TRECHO DA PÁGINA →
Um modo de minimzar isto, acredito, é focar ainda mais os fóruns locais, sem perder vista seu impacto nas estuturas estatais e internacionais mais amplas enquanto estes conflitos locais irradiavam-se externamente. Vista sob a perspectiva da narrativa legal no cerne de minha pesquisa, esta abordagem conceitualiza os tribunais da fronteira como arenas de conflito entre facções políticas rivais. Litigantes evocavam laços sociais, conexões políticas e a doutrina escrita para apresentarem suas reivindicações.
Com tantas conexões em jogo, mesmo disputas mundanas seguidamente não podiam ser confinadas aos salões de justiça. Pelo contrário, ações legais na fronteira frequentemente agiam como sinais para batalhas faccionais nas ruas e no campo. Lei e violência andavam de mãos dadas. Isto teve profundas consequências para os projetos nacionais da região enquanto eles tentavam se recuperar das guerras regionais que assolaram o Prata na década de 1840. Especificamente, no contexto das políticas faccionais fronteiriças, o recurso a remédios legais e à linguagem do direito formal tendia a minar o poder estatal ao invés de sinalizar a crescente consolidação dos Estados-nação na fronteira. Os limites nebulosos entre lei e violência asseguravam que os limites nacionais também permanecessem nebulosos. Assim, ao conceitualizar os fóros locais como uma arena de conflito sobre o significado da lei, lealdade faccional e, em última instância, identidade nacional, creio poder revelar muito do mistério envolvido nos processos de construção dos Estados nas fronteiras do Rio da Prata.

OBJETIVO →
Transcreva na íntegra, sem nenhuma alteração, o trecho sobre lei e violência na fronteira do Rio da Prata.

DADOS FORNECIDOS →
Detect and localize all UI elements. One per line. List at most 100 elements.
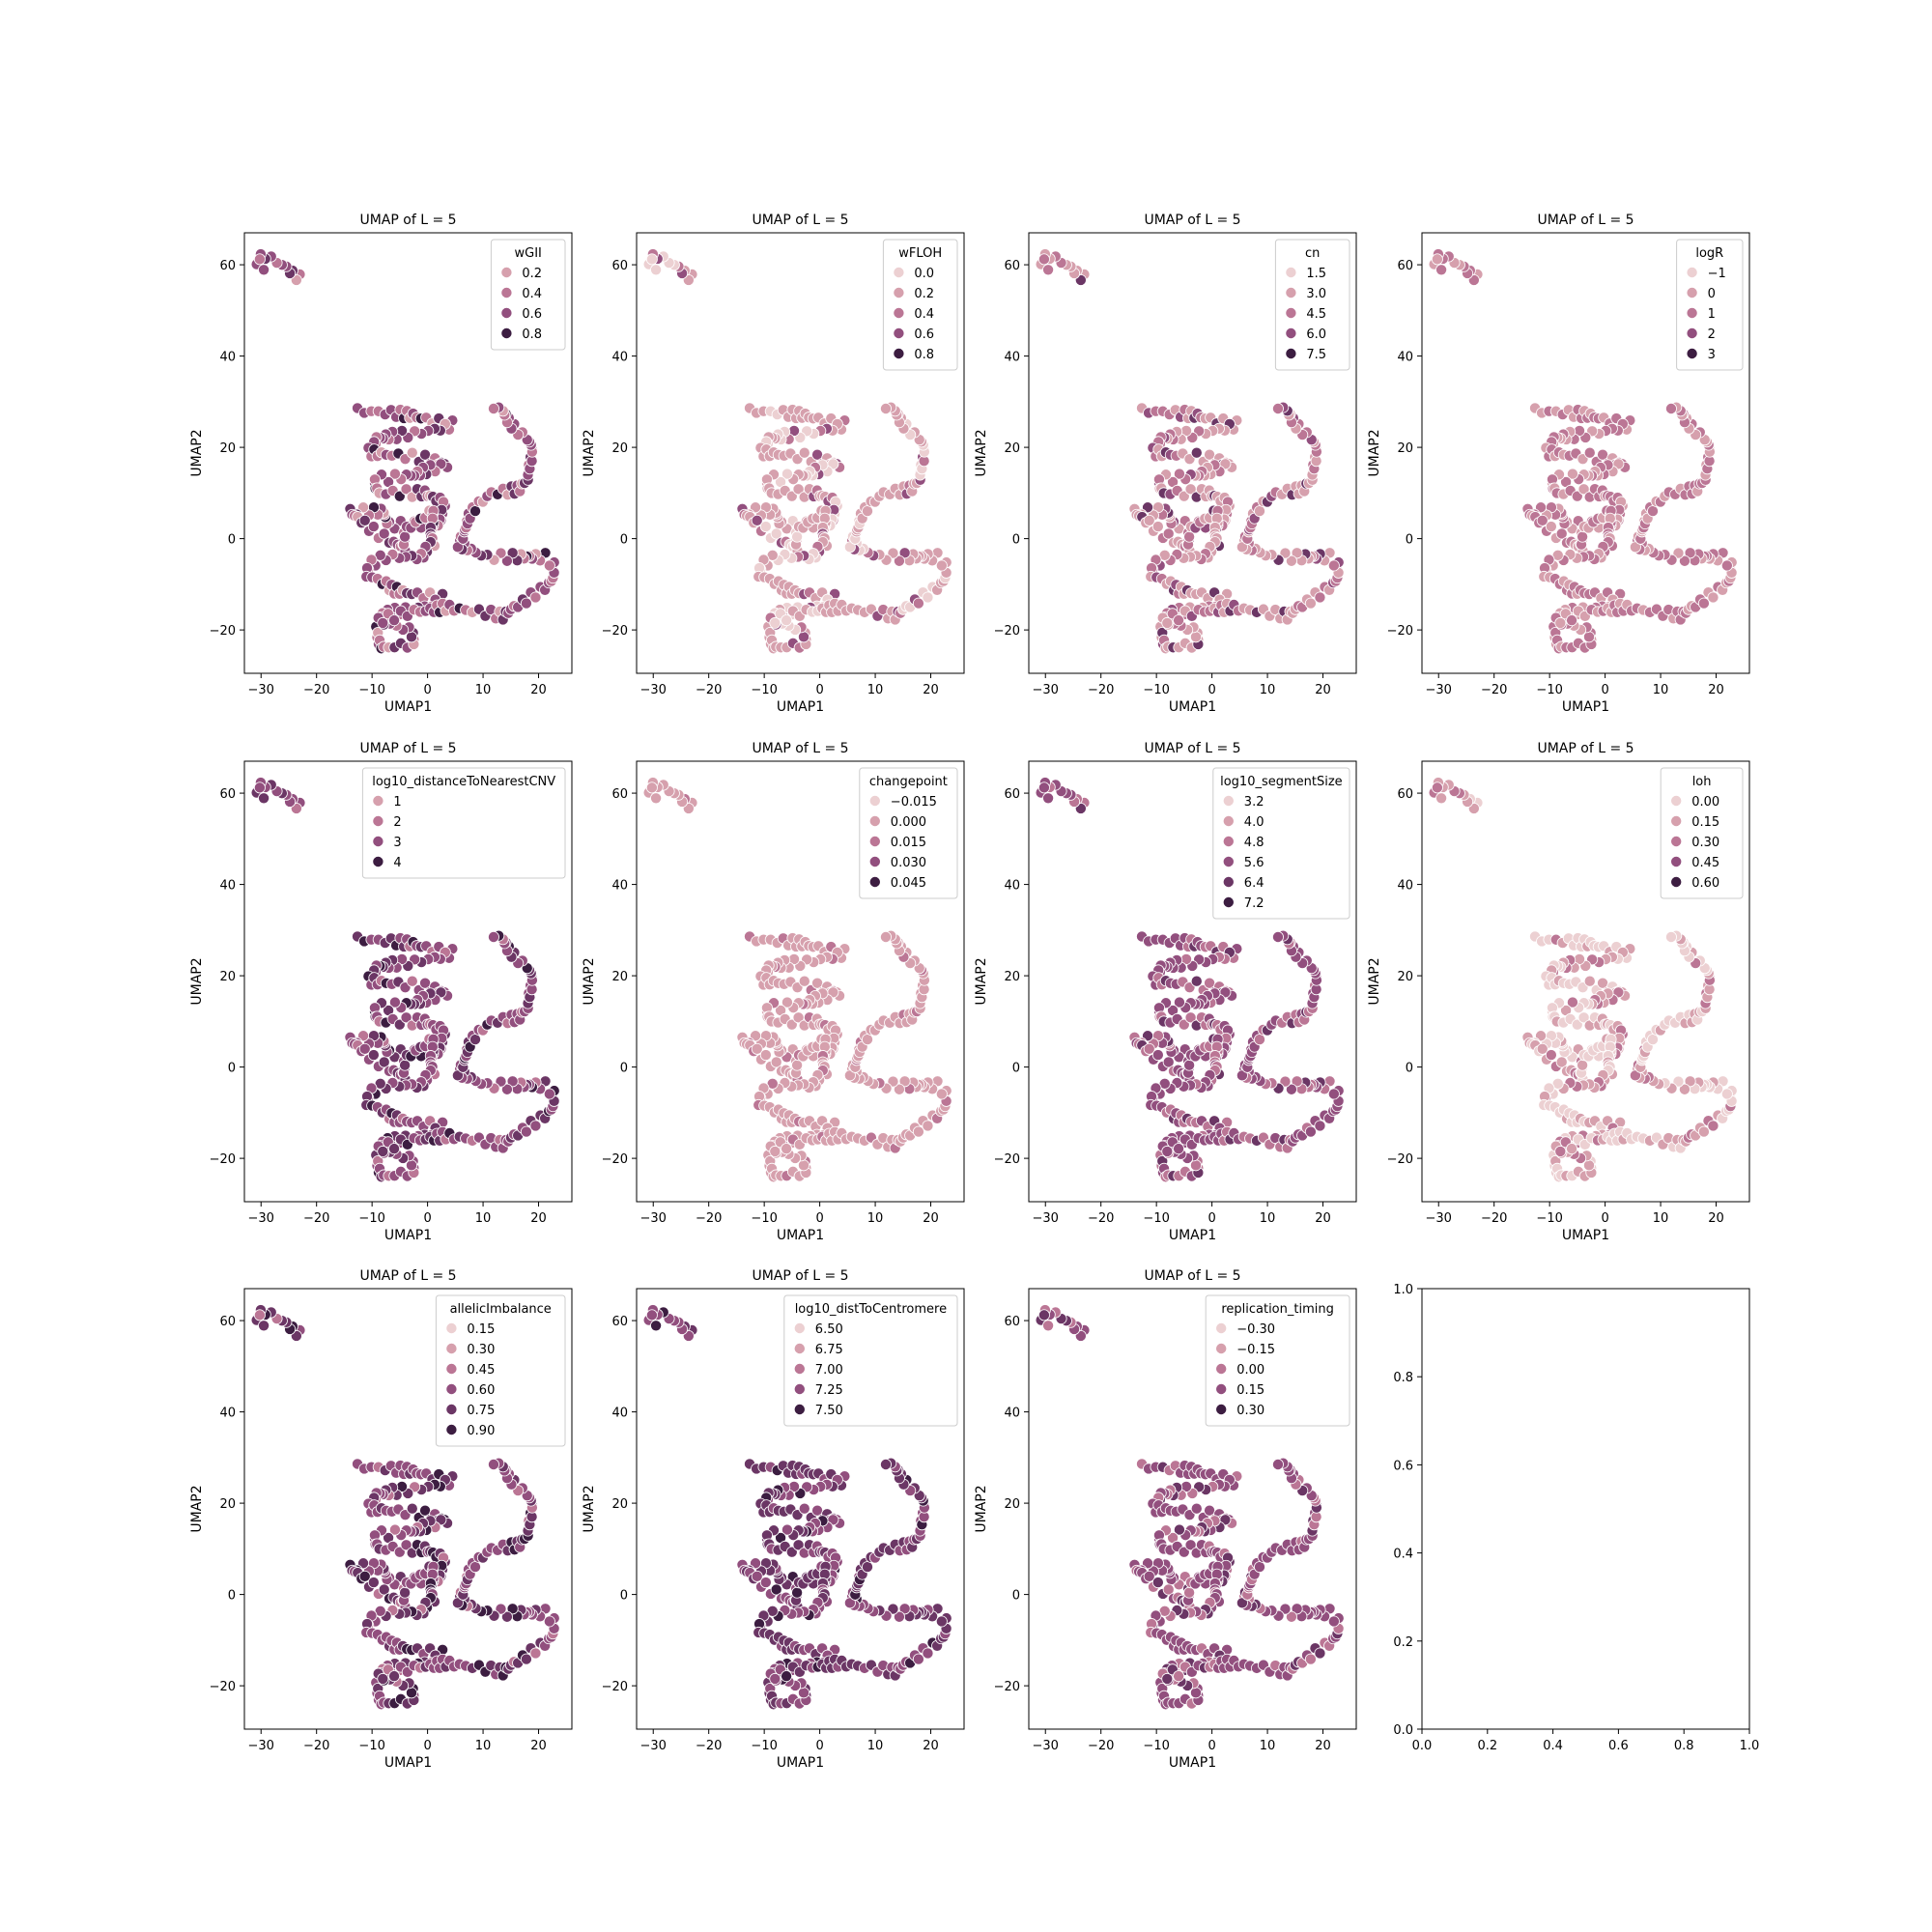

RESOLUÇÃO →
Um modo de minimzar isto, acredito, é focar ainda mais os fóruns locais, sem perder vista seu impacto nas estuturas estatais e internacionais mais amplas enquanto estes conflitos locais irradiavam-se externamente. Vista sob a perspectiva da narrativa legal no cerne de minha pesquisa, esta abordagem conceitualiza os tribunais da fronteira como arenas de conflito entre facções políticas rivais. Litigantes evocavam laços sociais, conexões políticas e a doutrina escrita para apresentarem suas reivindicações.
Com tantas conexões em jogo, mesmo disputas mundanas seguidamente não podiam ser confinadas aos salões de justiça. Pelo contrário, ações legais na fronteira frequentemente agiam como sinais para batalhas faccionais nas ruas e no campo. Lei e violência andavam de mãos dadas. Isto teve profundas consequências para os projetos nacionais da região enquanto eles tentavam se recuperar das guerras regionais que assolaram o Prata na década de 1840. Especificamente, no contexto das políticas faccionais fronteiriças, o recurso a remédios legais e à linguagem do direito formal tendia a minar o poder estatal ao invés de sinalizar a crescente consolidação dos Estados-nação na fronteira. Os limites nebulosos entre lei e violência asseguravam que os limites nacionais também permanecessem nebulosos. Assim, ao conceitualizar os fóros locais como uma arena de conflito sobre o significado da lei, lealdade faccional e, em última instância, identidade nacional, creio poder revelar muito do mistério envolvido nos processos de construção dos Estados nas fronteiras do Rio da Prata.